[Collected data entries]
※ ※ ※

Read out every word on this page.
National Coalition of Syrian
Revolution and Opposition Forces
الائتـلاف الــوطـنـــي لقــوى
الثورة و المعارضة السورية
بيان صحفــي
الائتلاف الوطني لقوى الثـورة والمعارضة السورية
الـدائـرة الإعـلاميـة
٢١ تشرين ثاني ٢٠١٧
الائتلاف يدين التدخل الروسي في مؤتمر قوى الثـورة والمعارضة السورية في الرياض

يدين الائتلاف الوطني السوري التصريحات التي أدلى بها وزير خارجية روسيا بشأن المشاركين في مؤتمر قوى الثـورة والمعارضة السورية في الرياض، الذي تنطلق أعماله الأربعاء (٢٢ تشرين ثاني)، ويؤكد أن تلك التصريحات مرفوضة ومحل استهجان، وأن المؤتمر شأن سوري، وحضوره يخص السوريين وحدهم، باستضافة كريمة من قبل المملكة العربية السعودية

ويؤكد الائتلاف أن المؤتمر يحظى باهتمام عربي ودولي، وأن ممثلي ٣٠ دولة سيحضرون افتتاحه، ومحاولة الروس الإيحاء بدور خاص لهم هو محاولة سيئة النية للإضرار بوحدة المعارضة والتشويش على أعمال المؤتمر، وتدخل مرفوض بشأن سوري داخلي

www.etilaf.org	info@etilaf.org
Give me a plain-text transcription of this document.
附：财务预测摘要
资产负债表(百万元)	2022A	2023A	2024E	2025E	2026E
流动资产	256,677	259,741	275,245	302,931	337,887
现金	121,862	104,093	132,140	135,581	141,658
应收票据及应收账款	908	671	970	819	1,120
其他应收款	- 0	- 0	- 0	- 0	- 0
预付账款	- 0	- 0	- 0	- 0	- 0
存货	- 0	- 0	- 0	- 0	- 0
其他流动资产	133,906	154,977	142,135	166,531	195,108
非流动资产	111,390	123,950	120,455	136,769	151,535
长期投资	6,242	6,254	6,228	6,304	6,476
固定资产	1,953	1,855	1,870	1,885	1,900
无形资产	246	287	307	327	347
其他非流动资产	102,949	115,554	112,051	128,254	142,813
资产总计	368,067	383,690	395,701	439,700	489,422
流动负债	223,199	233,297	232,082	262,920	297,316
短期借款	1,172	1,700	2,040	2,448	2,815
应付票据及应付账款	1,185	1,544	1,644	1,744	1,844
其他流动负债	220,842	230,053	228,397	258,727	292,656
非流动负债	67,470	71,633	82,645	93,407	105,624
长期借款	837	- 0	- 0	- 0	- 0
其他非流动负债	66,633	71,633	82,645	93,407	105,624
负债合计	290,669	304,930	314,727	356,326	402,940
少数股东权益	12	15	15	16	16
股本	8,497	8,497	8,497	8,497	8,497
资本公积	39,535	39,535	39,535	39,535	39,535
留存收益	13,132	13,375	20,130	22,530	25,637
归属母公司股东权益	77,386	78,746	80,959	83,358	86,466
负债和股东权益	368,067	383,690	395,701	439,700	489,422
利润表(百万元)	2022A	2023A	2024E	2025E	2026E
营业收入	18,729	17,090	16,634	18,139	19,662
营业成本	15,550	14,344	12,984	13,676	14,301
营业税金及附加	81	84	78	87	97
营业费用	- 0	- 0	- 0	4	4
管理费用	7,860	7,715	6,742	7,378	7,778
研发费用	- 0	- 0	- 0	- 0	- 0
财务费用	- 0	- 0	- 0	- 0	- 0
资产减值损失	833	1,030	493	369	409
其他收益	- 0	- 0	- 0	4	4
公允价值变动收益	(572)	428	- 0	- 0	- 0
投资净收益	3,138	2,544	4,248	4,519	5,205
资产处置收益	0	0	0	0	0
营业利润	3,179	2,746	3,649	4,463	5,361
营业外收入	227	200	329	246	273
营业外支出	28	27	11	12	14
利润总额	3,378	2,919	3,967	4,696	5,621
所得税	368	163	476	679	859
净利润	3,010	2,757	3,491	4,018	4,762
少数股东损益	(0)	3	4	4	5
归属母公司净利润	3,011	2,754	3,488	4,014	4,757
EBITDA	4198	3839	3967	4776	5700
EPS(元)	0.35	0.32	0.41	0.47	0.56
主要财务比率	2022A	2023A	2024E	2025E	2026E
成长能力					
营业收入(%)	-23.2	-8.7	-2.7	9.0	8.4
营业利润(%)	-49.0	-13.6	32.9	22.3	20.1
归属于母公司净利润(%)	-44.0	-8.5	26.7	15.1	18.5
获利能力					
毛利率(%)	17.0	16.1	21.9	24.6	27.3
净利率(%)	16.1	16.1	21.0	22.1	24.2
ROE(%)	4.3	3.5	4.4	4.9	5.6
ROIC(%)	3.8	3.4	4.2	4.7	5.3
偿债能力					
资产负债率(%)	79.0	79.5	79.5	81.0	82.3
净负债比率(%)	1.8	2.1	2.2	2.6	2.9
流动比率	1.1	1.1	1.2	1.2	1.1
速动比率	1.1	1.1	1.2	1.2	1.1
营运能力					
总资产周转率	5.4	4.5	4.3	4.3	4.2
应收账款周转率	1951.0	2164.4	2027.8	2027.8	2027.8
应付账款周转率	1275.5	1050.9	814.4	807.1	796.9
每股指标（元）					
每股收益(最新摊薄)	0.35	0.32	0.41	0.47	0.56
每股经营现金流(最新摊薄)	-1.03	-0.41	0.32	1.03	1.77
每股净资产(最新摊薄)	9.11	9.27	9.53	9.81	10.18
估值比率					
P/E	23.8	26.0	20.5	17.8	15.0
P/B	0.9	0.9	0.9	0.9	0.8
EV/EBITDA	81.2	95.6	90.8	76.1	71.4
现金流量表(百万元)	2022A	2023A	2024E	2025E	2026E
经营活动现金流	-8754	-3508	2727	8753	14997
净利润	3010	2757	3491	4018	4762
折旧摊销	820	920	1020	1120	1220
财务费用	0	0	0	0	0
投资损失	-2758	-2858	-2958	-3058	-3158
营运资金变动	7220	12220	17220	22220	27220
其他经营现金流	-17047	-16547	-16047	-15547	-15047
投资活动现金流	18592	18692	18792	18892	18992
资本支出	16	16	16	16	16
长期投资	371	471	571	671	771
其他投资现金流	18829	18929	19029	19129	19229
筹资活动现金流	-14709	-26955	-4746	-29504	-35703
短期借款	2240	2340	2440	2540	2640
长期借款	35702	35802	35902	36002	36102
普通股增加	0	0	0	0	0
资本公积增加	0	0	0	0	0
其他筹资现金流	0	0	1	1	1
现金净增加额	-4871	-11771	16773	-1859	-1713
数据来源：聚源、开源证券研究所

※ ※ ※

> DO THIS:
Could you quote the material above in full, exactly as it stands?

> TASK RESPONSE:
Read out every word on this page.
National Coalition of Syrian
Revolution and Opposition Forces
الائتـلاف الــوطـنـــي لقــوى
الثورة و المعارضة السورية
بيان صحفــي
الائتلاف الوطني لقوى الثـورة والمعارضة السورية
الـدائـرة الإعـلاميـة
٢١ تشرين ثاني ٢٠١٧
الائتلاف يدين التدخل الروسي في مؤتمر قوى الثـورة والمعارضة السورية في الرياض

يدين الائتلاف الوطني السوري التصريحات التي أدلى بها وزير خارجية روسيا بشأن المشاركين في مؤتمر قوى الثـورة والمعارضة السورية في الرياض، الذي تنطلق أعماله الأربعاء (٢٢ تشرين ثاني)، ويؤكد أن تلك التصريحات مرفوضة ومحل استهجان، وأن المؤتمر شأن سوري، وحضوره يخص السوريين وحدهم، باستضافة كريمة من قبل المملكة العربية السعودية

ويؤكد الائتلاف أن المؤتمر يحظى باهتمام عربي ودولي، وأن ممثلي ٣٠ دولة سيحضرون افتتاحه، ومحاولة الروس الإيحاء بدور خاص لهم هو محاولة سيئة النية للإضرار بوحدة المعارضة والتشويش على أعمال المؤتمر، وتدخل مرفوض بشأن سوري داخلي

www.etilaf.org	info@etilaf.org
Give me a plain-text transcription of this document.
附：财务预测摘要
资产负债表(百万元)	2022A	2023A	2024E	2025E	2026E
流动资产	256,677	259,741	275,245	302,931	337,887
现金	121,862	104,093	132,140	135,581	141,658
应收票据及应收账款	908	671	970	819	1,120
其他应收款	- 0	- 0	- 0	- 0	- 0
预付账款	- 0	- 0	- 0	- 0	- 0
存货	- 0	- 0	- 0	- 0	- 0
其他流动资产	133,906	154,977	142,135	166,531	195,108
非流动资产	111,390	123,950	120,455	136,769	151,535
长期投资	6,242	6,254	6,228	6,304	6,476
固定资产	1,953	1,855	1,870	1,885	1,900
无形资产	246	287	307	327	347
其他非流动资产	102,949	115,554	112,051	128,254	142,813
资产总计	368,067	383,690	395,701	439,700	489,422
流动负债	223,199	233,297	232,082	262,920	297,316
短期借款	1,172	1,700	2,040	2,448	2,815
应付票据及应付账款	1,185	1,544	1,644	1,744	1,844
其他流动负债	220,842	230,053	228,397	258,727	292,656
非流动负债	67,470	71,633	82,645	93,407	105,624
长期借款	837	- 0	- 0	- 0	- 0
其他非流动负债	66,633	71,633	82,645	93,407	105,624
负债合计	290,669	304,930	314,727	356,326	402,940
少数股东权益	12	15	15	16	16
股本	8,497	8,497	8,497	8,497	8,497
资本公积	39,535	39,535	39,535	39,535	39,535
留存收益	13,132	13,375	20,130	22,530	25,637
归属母公司股东权益	77,386	78,746	80,959	83,358	86,466
负债和股东权益	368,067	383,690	395,701	439,700	489,422
利润表(百万元)	2022A	2023A	2024E	2025E	2026E
营业收入	18,729	17,090	16,634	18,139	19,662
营业成本	15,550	14,344	12,984	13,676	14,301
营业税金及附加	81	84	78	87	97
营业费用	- 0	- 0	- 0	4	4
管理费用	7,860	7,715	6,742	7,378	7,778
研发费用	- 0	- 0	- 0	- 0	- 0
财务费用	- 0	- 0	- 0	- 0	- 0
资产减值损失	833	1,030	493	369	409
其他收益	- 0	- 0	- 0	4	4
公允价值变动收益	(572)	428	- 0	- 0	- 0
投资净收益	3,138	2,544	4,248	4,519	5,205
资产处置收益	0	0	0	0	0
营业利润	3,179	2,746	3,649	4,463	5,361
营业外收入	227	200	329	246	273
营业外支出	28	27	11	12	14
利润总额	3,378	2,919	3,967	4,696	5,621
所得税	368	163	476	679	859
净利润	3,010	2,757	3,491	4,018	4,762
少数股东损益	(0)	3	4	4	5
归属母公司净利润	3,011	2,754	3,488	4,014	4,757
EBITDA	4198	3839	3967	4776	5700
EPS(元)	0.35	0.32	0.41	0.47	0.56
主要财务比率	2022A	2023A	2024E	2025E	2026E
成长能力					
营业收入(%)	-23.2	-8.7	-2.7	9.0	8.4
营业利润(%)	-49.0	-13.6	32.9	22.3	20.1
归属于母公司净利润(%)	-44.0	-8.5	26.7	15.1	18.5
获利能力					
毛利率(%)	17.0	16.1	21.9	24.6	27.3
净利率(%)	16.1	16.1	21.0	22.1	24.2
ROE(%)	4.3	3.5	4.4	4.9	5.6
ROIC(%)	3.8	3.4	4.2	4.7	5.3
偿债能力					
资产负债率(%)	79.0	79.5	79.5	81.0	82.3
净负债比率(%)	1.8	2.1	2.2	2.6	2.9
流动比率	1.1	1.1	1.2	1.2	1.1
速动比率	1.1	1.1	1.2	1.2	1.1
营运能力					
总资产周转率	5.4	4.5	4.3	4.3	4.2
应收账款周转率	1951.0	2164.4	2027.8	2027.8	2027.8
应付账款周转率	1275.5	1050.9	814.4	807.1	796.9
每股指标（元）					
每股收益(最新摊薄)	0.35	0.32	0.41	0.47	0.56
每股经营现金流(最新摊薄)	-1.03	-0.41	0.32	1.03	1.77
每股净资产(最新摊薄)	9.11	9.27	9.53	9.81	10.18
估值比率					
P/E	23.8	26.0	20.5	17.8	15.0
P/B	0.9	0.9	0.9	0.9	0.8
EV/EBITDA	81.2	95.6	90.8	76.1	71.4
现金流量表(百万元)	2022A	2023A	2024E	2025E	2026E
经营活动现金流	-8754	-3508	2727	8753	14997
净利润	3010	2757	3491	4018	4762
折旧摊销	820	920	1020	1120	1220
财务费用	0	0	0	0	0
投资损失	-2758	-2858	-2958	-3058	-3158
营运资金变动	7220	12220	17220	22220	27220
其他经营现金流	-17047	-16547	-16047	-15547	-15047
投资活动现金流	18592	18692	18792	18892	18992
资本支出	16	16	16	16	16
长期投资	371	471	571	671	771
其他投资现金流	18829	18929	19029	19129	19229
筹资活动现金流	-14709	-26955	-4746	-29504	-35703
短期借款	2240	2340	2440	2540	2640
长期借款	35702	35802	35902	36002	36102
普通股增加	0	0	0	0	0
资本公积增加	0	0	0	0	0
其他筹资现金流	0	0	1	1	1
现金净增加额	-4871	-11771	16773	-1859	-1713
数据来源：聚源、开源证券研究所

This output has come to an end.